#### SHORT PROBLEM:
Find each line with the word "ABCD" and say how many there are, nothing else.

━━━

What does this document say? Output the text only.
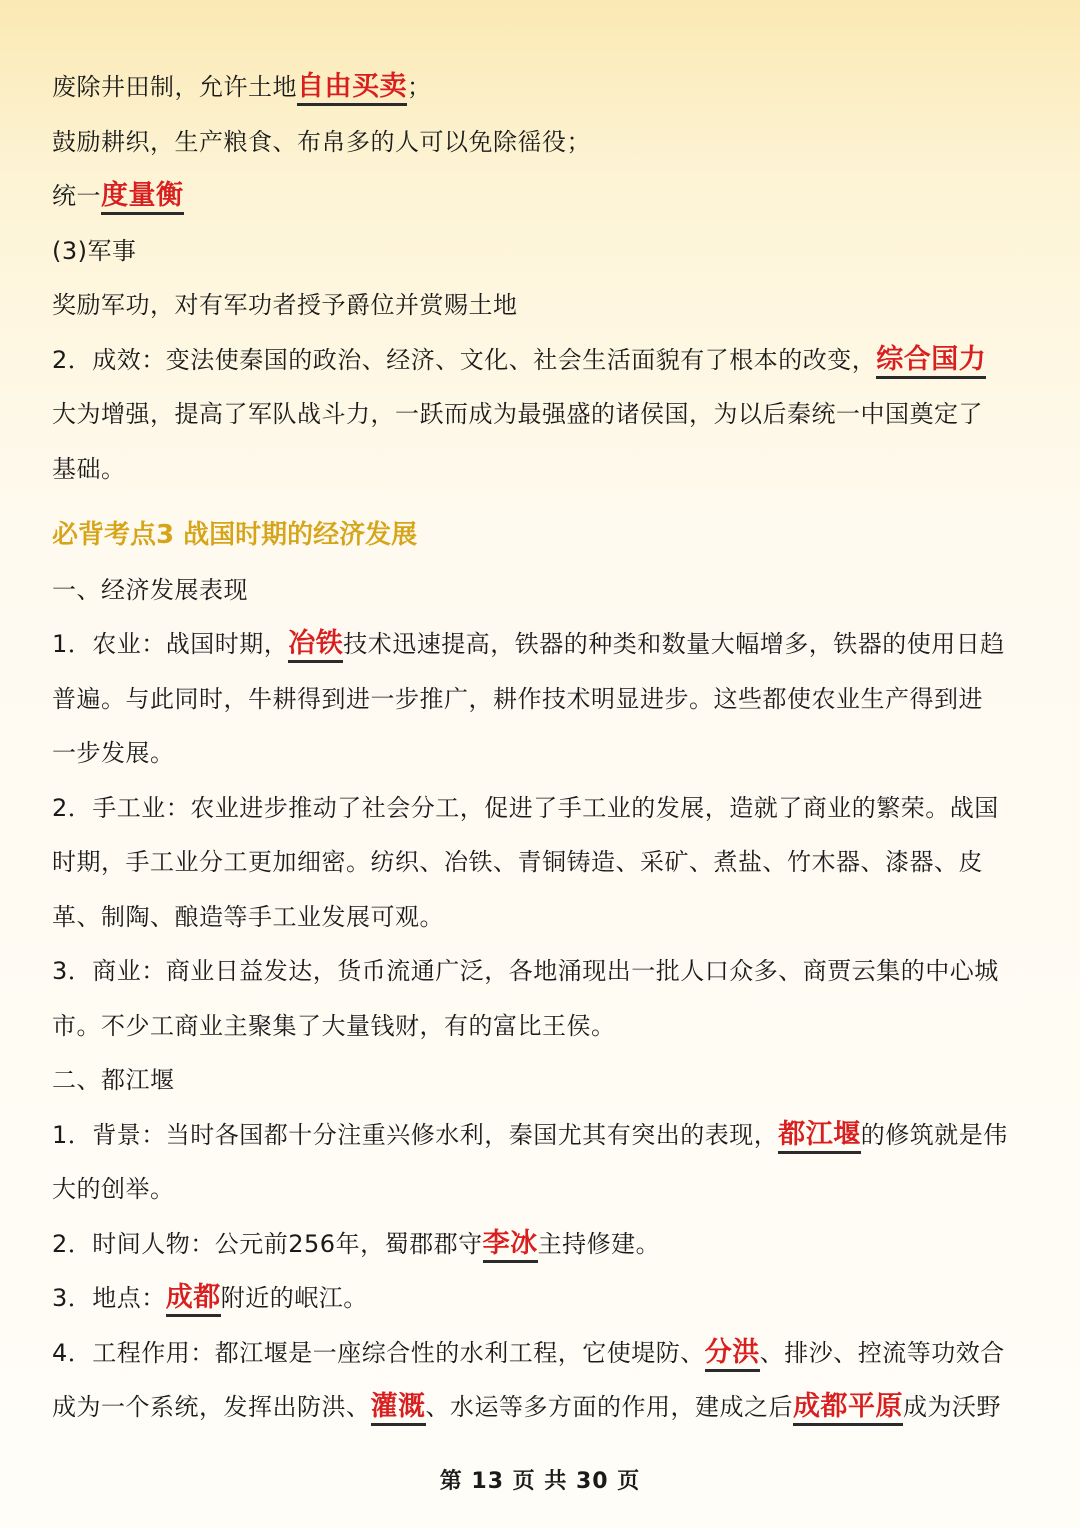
废除井田制，允许土地自由买卖；
鼓励耕织，生产粮食、布帛多的人可以免除徭役；
统一度量衡
(3)军事
奖励军功，对有军功者授予爵位并赏赐土地
2．成效：变法使秦国的政治、经济、文化、社会生活面貌有了根本的改变，综合国力
大为增强，提高了军队战斗力，一跃而成为最强盛的诸侯国，为以后秦统一中国奠定了
基础。
必背考点3 战国时期的经济发展
一、经济发展表现
1．农业：战国时期，冶铁技术迅速提高，铁器的种类和数量大幅增多，铁器的使用日趋
普遍。与此同时，牛耕得到进一步推广，耕作技术明显进步。这些都使农业生产得到进
一步发展。
2．手工业：农业进步推动了社会分工，促进了手工业的发展，造就了商业的繁荣。战国
时期，手工业分工更加细密。纺织、冶铁、青铜铸造、采矿、煮盐、竹木器、漆器、皮
革、制陶、酿造等手工业发展可观。
3．商业：商业日益发达，货币流通广泛，各地涌现出一批人口众多、商贾云集的中心城
市。不少工商业主聚集了大量钱财，有的富比王侯。
二、都江堰
1．背景：当时各国都十分注重兴修水利，秦国尤其有突出的表现，都江堰的修筑就是伟
大的创举。
2．时间人物：公元前256年，蜀郡郡守李冰主持修建。
3．地点：成都附近的岷江。
4．工程作用：都江堰是一座综合性的水利工程，它使堤防、分洪、排沙、控流等功效合
成为一个系统，发挥出防洪、灌溉、水运等多方面的作用，建成之后成都平原成为沃野
第 13 页 共 30 页
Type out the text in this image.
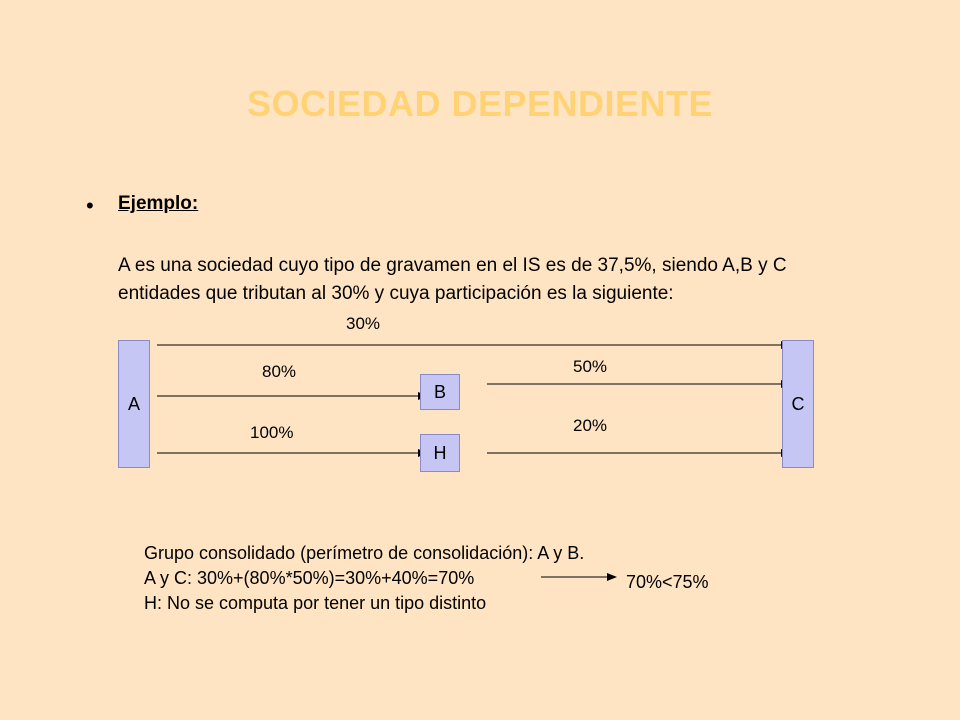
SOCIEDAD DEPENDIENTE
• Ejemplo:
A es una sociedad cuyo tipo de gravamen en el IS es de 37,5%, siendo A,B y C
entidades que tributan al 30% y cuya participación es la siguiente:
A
B
H
C
30%
80%
100%
50%
20%
Grupo consolidado (perímetro de consolidación): A y B.
A y C: 30%+(80%*50%)=30%+40%=70%
H: No se computa por tener un tipo distinto
70%<75%
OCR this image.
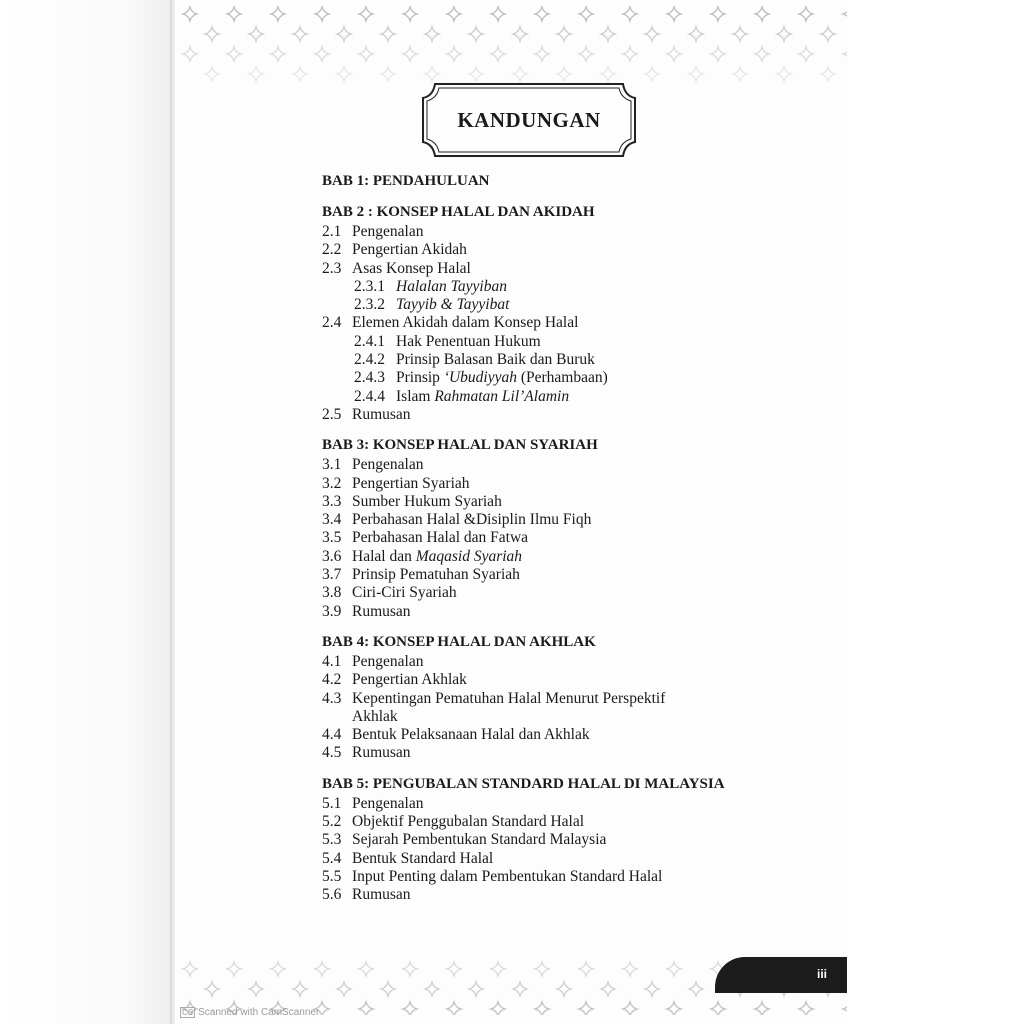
KANDUNGAN
BAB 1: PENDAHULUAN
BAB 2 : KONSEP HALAL DAN AKIDAH
2.1 Pengenalan
2.2 Pengertian Akidah
2.3 Asas Konsep Halal
2.3.1 Halalan Tayyiban
2.3.2 Tayyib & Tayyibat
2.4 Elemen Akidah dalam Konsep Halal
2.4.1 Hak Penentuan Hukum
2.4.2 Prinsip Balasan Baik dan Buruk
2.4.3 Prinsip ‘Ubudiyyah (Perhambaan)
2.4.4 Islam Rahmatan Lil’Alamin
2.5 Rumusan
BAB 3: KONSEP HALAL DAN SYARIAH
3.1 Pengenalan
3.2 Pengertian Syariah
3.3 Sumber Hukum Syariah
3.4 Perbahasan Halal &Disiplin Ilmu Fiqh
3.5 Perbahasan Halal dan Fatwa
3.6 Halal dan Maqasid Syariah
3.7 Prinsip Pematuhan Syariah
3.8 Ciri-Ciri Syariah
3.9 Rumusan
BAB 4: KONSEP HALAL DAN AKHLAK
4.1 Pengenalan
4.2 Pengertian Akhlak
4.3 Kepentingan Pematuhan Halal Menurut Perspektif
Akhlak
4.4 Bentuk Pelaksanaan Halal dan Akhlak
4.5 Rumusan
BAB 5: PENGUBALAN STANDARD HALAL DI MALAYSIA
5.1 Pengenalan
5.2 Objektif Penggubalan Standard Halal
5.3 Sejarah Pembentukan Standard Malaysia
5.4 Bentuk Standard Halal
5.5 Input Penting dalam Pembentukan Standard Halal
5.6 Rumusan
iii
CS Scanned with CamScanner
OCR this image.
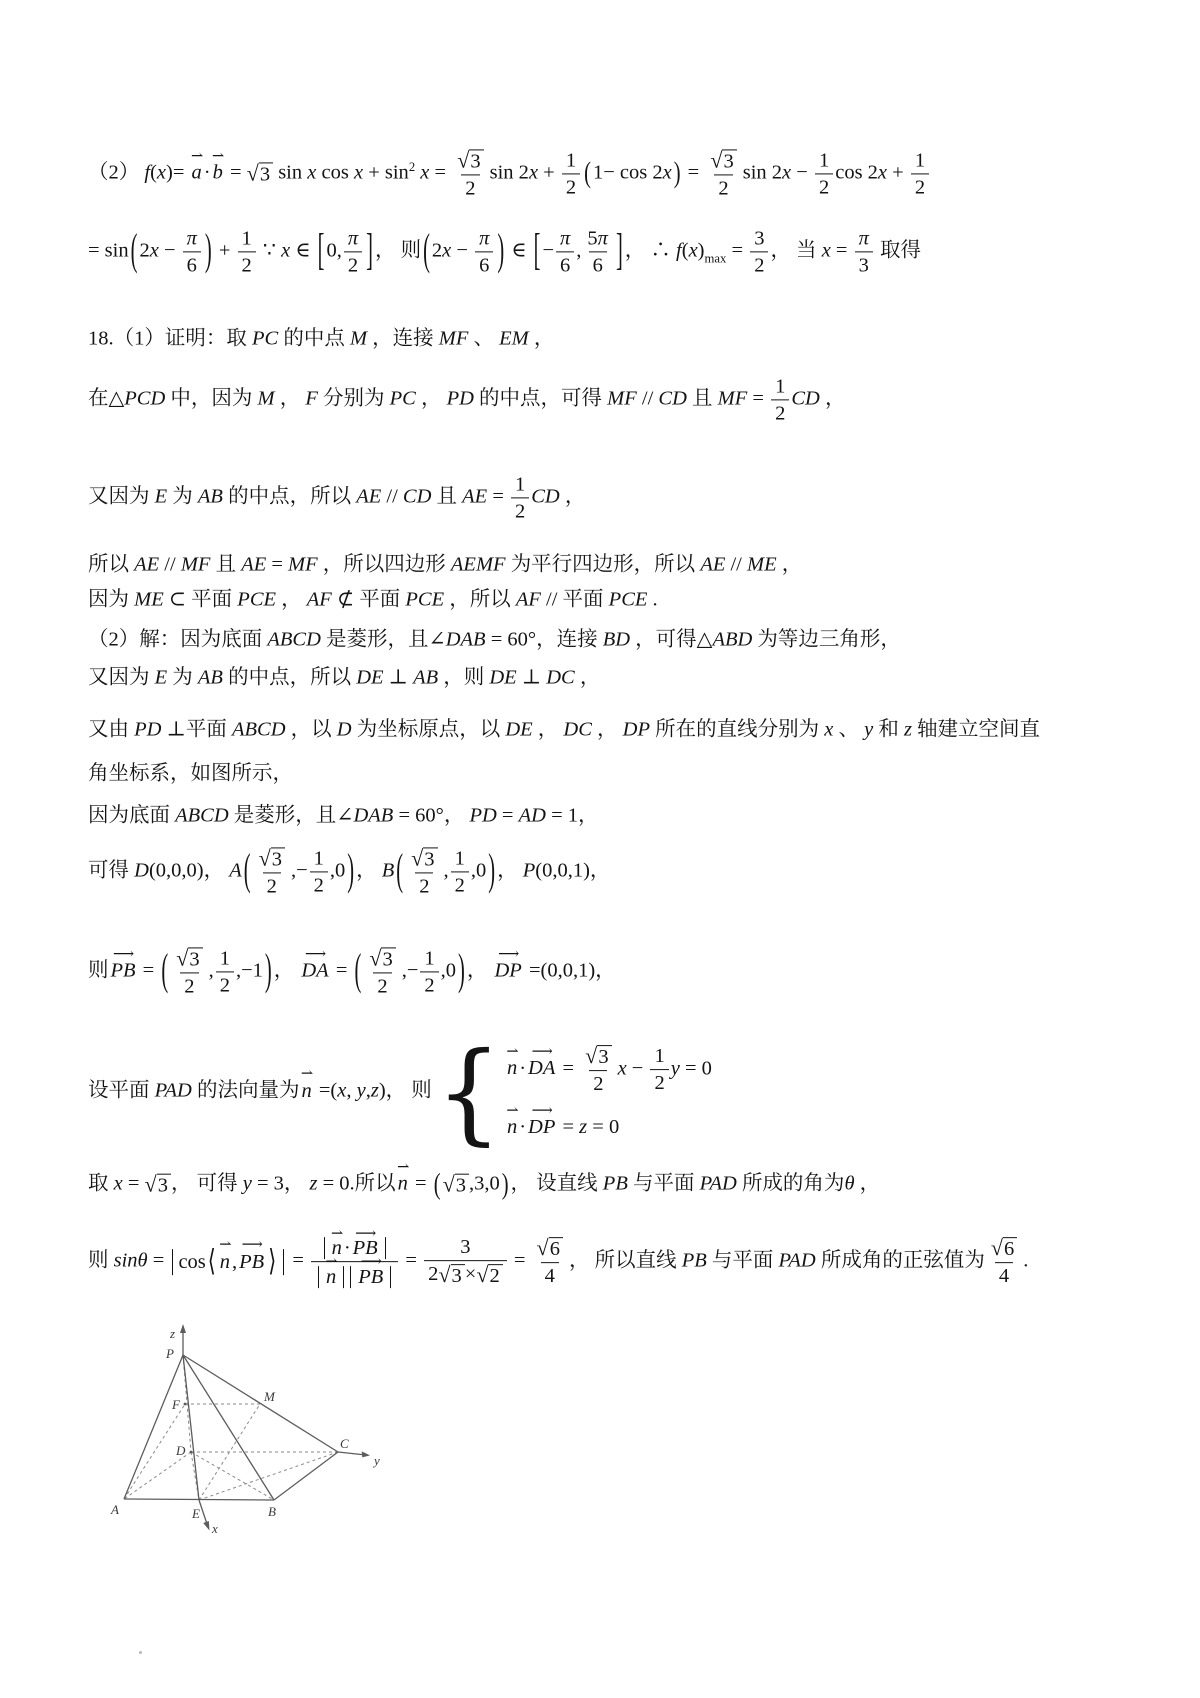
（2） f(x)=
⇀
a·
⇀
b = √ 3 sin x $\cos x + \sin^2 x = \frac{√ 3}{2}$ $\sin 2x + \frac{1}{2} (1- \cos 2x) = \frac{√ 3}{2}$ $\sin 2x - \frac{1}{2}$ $\cos 2x + \frac{1}{2}$
= $\sin(2x - \frac{\pi}{6}$ ) + $\frac{1}{2}$ ∵ x ∈ [0, $\frac{\pi}{2}$ ]， 则($2x - \frac{\pi}{6}$ ) ∈ [− $\frac{\pi}{6}$ , $\frac{5\pi}{6}$ ]， ∴ $f(x)_{max} = \frac{3}{2}$ ， 当 $x = \frac{\pi}{3}$ 取得
18.（1）证明：取 PC 的中点 M ，连接 MF 、 EM ，
在△PCD 中，因为 M ， F 分别为 PC ， PD 的中点，可得 MF // CD 且 MF = $\frac{1}{2}$ CD ，
又因为 E 为 AB 的中点，所以 AE // CD 且 AE = $\frac{1}{2}$ CD ，
所以 AE // MF 且 AE = MF ，所以四边形 AEMF 为平行四边形，所以 AE // ME ，
因为 ME ⊂ 平面 PCE ， AF ⊄ 平面 PCE ，所以 AF // 平面 PCE .
（2）解：因为底面 ABCD 是菱形，且∠DAB = 60°，连接 BD ，可得△ABD 为等边三角形，
又因为 E 为 AB 的中点，所以 DE ⊥ AB ，则 DE ⊥ DC ，
又由 PD ⊥平面 ABCD ，以 D 为坐标原点，以 DE ， DC ， DP 所在的直线分别为 x 、 y 和 z 轴建立空间直
角坐标系，如图所示，
因为底面 ABCD 是菱形，且∠DAB = 60°， PD = AD = 1，
可得 D(0,0,0)， $A( \frac{√ 3}{2}$ ,− $\frac{1}{2} ,0$)， $B( \frac{√ 3}{2}$ , $\frac{1}{2} ,0$)， P(0,0,1)，
则
⟶
PB = ( $\frac{√ 3}{2}$ , $\frac{1}{2} ,-1$)，
⟶
DA = ( $\frac{√ 3}{2}$ ,− $\frac{1}{2} ,0$)，
⟶
DP =(0,0,1)，
设平面 PAD 的法向量为
⇀
n =(x, y,z)， 则 { ⇀
n·
⟶
DA = $\frac{√ 3}{2}$ $x - \frac{1}{2}$ y = 0
⇀
n·
⟶
DP = z = 0
取 x = √ 3 ， 可得 y = 3， z = 0.所以
⇀
n = ( √ 3 ,3,0)， 设直线 PB 与平面 PAD 所成的角为θ ，
则 sinθ = cos ⟨
⇀
n ,
⟶
PB ⟩ = ⇀
n ·
⟶
PB
⇀
n
⟶
PB = $\frac{3}{2 √ 3 \times √ 2} = \frac{√ 6}{4}$ ， 所以直线 PB 与平面 PAD 所成角的正弦值为 $\frac{√ 6}{4}$ .
z
P
F
M
D	C
y
A	E
x
B
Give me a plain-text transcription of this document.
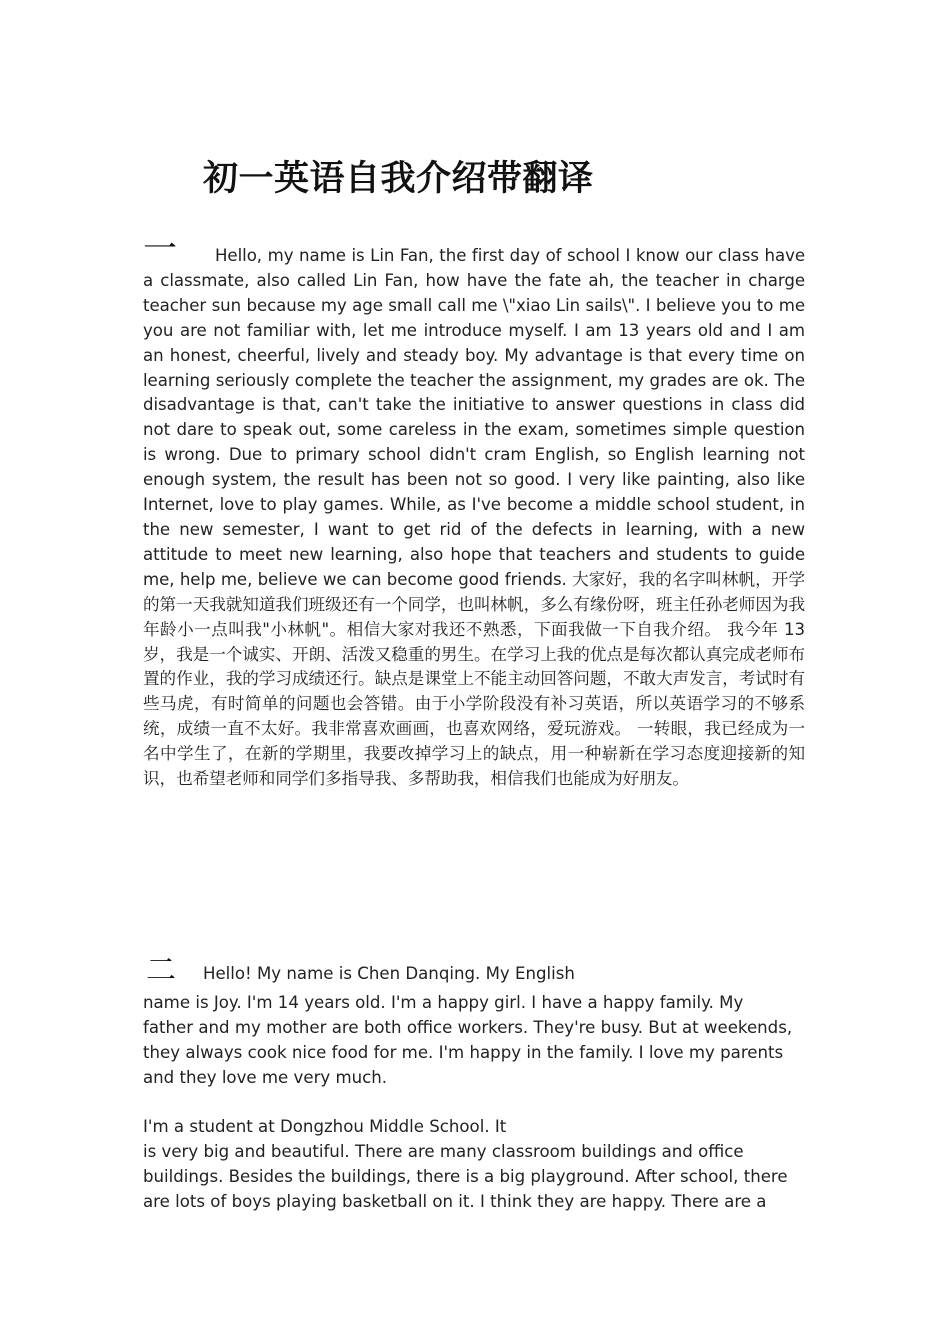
初一英语自我介绍带翻译
一	Hello, my name is Lin Fan, the first day of school I know our class have a classmate, also called Lin Fan, how have the fate ah, the teacher in charge teacher sun because my age small call me \"xiao Lin sails\". I believe you to me you are not familiar with, let me introduce myself. I am 13 years old and I am an honest, cheerful, lively and steady boy. My advantage is that every time on learning seriously complete the teacher the assignment, my grades are ok. The disadvantage is that, can't take the initiative to answer questions in class did not dare to speak out, some careless in the exam, sometimes simple question is wrong. Due to primary school didn't cram English, so English learning not enough system, the result has been not so good. I very like painting, also like Internet, love to play games. While, as I've become a middle school student, in the new semester, I want to get rid of the defects in learning, with a new attitude to meet new learning, also hope that teachers and students to guide me, help me, believe we can become good friends. 大家好，我的名字叫林帆，开学的第一天我就知道我们班级还有一个同学，也叫林帆，多么有缘份呀，班主任孙老师因为我年龄小一点叫我"小林帆"。相信大家对我还不熟悉，下面我做一下自我介绍。 我今年 13 岁，我是一个诚实、开朗、活泼又稳重的男生。在学习上我的优点是每次都认真完成老师布置的作业，我的学习成绩还行。缺点是课堂上不能主动回答问题，不敢大声发言，考试时有些马虎，有时简单的问题也会答错。由于小学阶段没有补习英语，所以英语学习的不够系统，成绩一直不太好。我非常喜欢画画，也喜欢网络，爱玩游戏。 一转眼，我已经成为一名中学生了，在新的学期里，我要改掉学习上的缺点，用一种崭新在学习态度迎接新的知识，也希望老师和同学们多指导我、多帮助我，相信我们也能成为好朋友。

二	Hello! My name is Chen Danqing. My English

name is Joy. I'm 14 years old. I'm a happy girl. I have a happy family. My
father and my mother are both office workers. They're busy. But at weekends,
they always cook nice food for me. I'm happy in the family. I love my parents
and they love me very much.
I'm a student at Dongzhou Middle School. It
is very big and beautiful. There are many classroom buildings and office
buildings. Besides the buildings, there is a big playground. After school, there
are lots of boys playing basketball on it. I think they are happy. There are a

━━━

#### SOLUTION TO THE EXERCISE:
3